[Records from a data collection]
────────────────

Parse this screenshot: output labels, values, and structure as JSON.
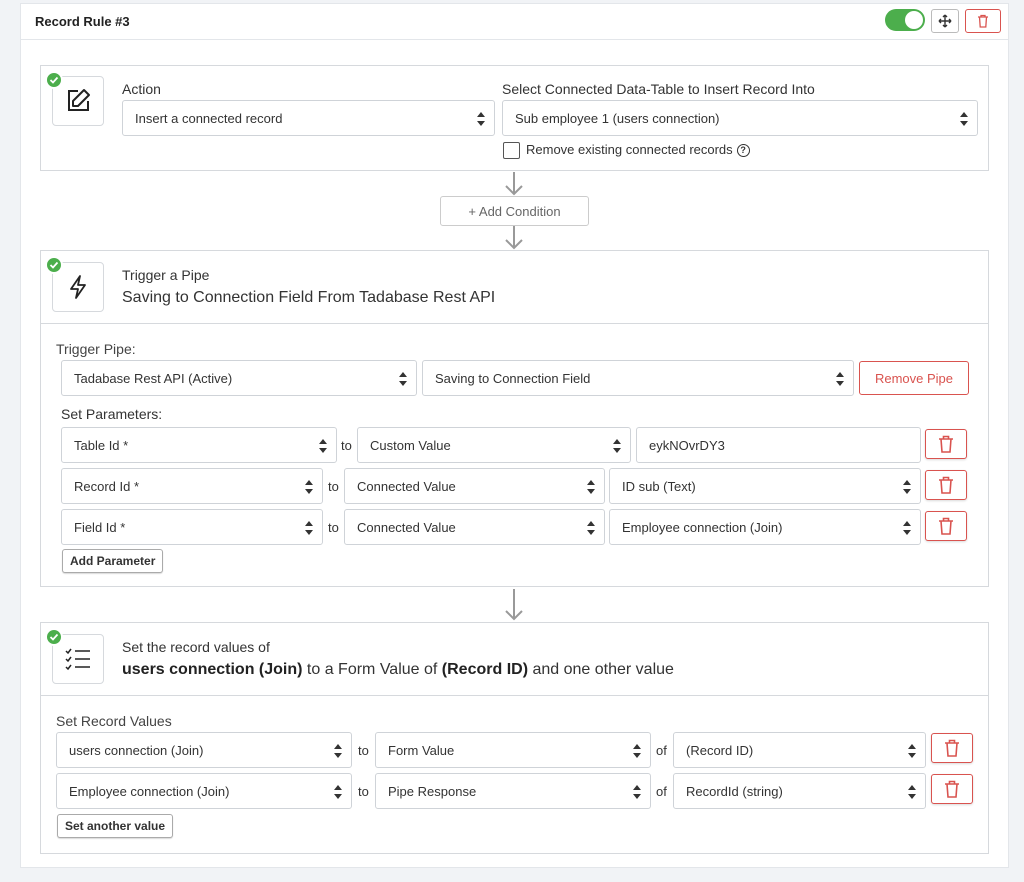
{
  "rule": {
    "title": "Record Rule #3",
    "enabled": true
  },
  "colors": {
    "accent_green": "#4cae4c",
    "danger_red": "#d9534f",
    "border": "#d6d9dd"
  },
  "action_panel": {
    "action_label": "Action",
    "action_value": "Insert a connected record",
    "table_label": "Select Connected Data-Table to Insert Record Into",
    "table_value": "Sub employee 1 (users connection)",
    "remove_label": "Remove existing connected records",
    "remove_checked": false,
    "icon": "edit-icon"
  },
  "add_condition_label": "+ Add Condition",
  "pipe_panel": {
    "heading": "Trigger a Pipe",
    "subheading": "Saving to Connection Field From Tadabase Rest API",
    "trigger_label": "Trigger Pipe:",
    "pipe_value": "Tadabase Rest API (Active)",
    "function_value": "Saving to Connection Field",
    "remove_button": "Remove Pipe",
    "params_label": "Set Parameters:",
    "params": [
      {
        "name": "Table Id *",
        "to": "to",
        "source": "Custom Value",
        "value": "eykNOvrDY3"
      },
      {
        "name": "Record Id *",
        "to": "to",
        "source": "Connected Value",
        "value": "ID sub (Text)"
      },
      {
        "name": "Field Id *",
        "to": "to",
        "source": "Connected Value",
        "value": "Employee connection (Join)"
      }
    ],
    "add_param_button": "Add Parameter",
    "icon": "bolt-icon"
  },
  "values_panel": {
    "heading": "Set the record values of",
    "summary_bold1": "users connection (Join)",
    "summary_mid": " to a Form Value of ",
    "summary_bold2": "(Record ID)",
    "summary_end": " and one other value",
    "set_label": "Set Record Values",
    "rows": [
      {
        "field": "users connection (Join)",
        "to": "to",
        "source": "Form Value",
        "of": "of",
        "value": "(Record ID)"
      },
      {
        "field": "Employee connection (Join)",
        "to": "to",
        "source": "Pipe Response",
        "of": "of",
        "value": "RecordId (string)"
      }
    ],
    "another_button": "Set another value",
    "icon": "checklist-icon"
  }
}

────────────────

WHAT TO WORK ON -
State how many lines of the material contain the string "Insert", with no other words.

RESULT OF THE TASK -
2